### WHAT IS REQUIRED
Your task is to gather the lines below that hold the string "Question".
— BEGIN —
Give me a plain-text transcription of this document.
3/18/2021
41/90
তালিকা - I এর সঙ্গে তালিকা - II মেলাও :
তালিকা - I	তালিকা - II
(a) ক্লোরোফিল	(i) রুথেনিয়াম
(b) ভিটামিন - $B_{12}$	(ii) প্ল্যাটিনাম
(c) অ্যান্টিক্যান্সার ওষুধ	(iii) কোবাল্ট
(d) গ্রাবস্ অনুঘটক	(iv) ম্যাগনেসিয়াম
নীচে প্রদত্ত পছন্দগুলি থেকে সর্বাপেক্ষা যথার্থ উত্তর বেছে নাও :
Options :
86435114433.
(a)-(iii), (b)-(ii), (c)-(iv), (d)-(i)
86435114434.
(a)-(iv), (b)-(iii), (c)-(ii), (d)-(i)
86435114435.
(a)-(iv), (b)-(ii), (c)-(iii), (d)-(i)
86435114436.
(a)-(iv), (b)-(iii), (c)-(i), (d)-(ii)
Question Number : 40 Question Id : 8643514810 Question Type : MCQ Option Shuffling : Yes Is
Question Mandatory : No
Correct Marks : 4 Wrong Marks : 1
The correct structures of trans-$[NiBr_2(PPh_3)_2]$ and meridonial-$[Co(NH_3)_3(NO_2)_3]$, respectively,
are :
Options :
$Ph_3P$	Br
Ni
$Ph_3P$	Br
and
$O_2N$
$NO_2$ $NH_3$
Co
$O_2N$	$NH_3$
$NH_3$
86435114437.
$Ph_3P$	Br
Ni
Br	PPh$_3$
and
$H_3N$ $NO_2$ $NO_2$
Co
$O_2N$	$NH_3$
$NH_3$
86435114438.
— END —
### FULL OUTPUT
Question Number : 40 Question Id : 8643514810 Question Type : MCQ Option Shuffling : Yes Is
Question Mandatory : No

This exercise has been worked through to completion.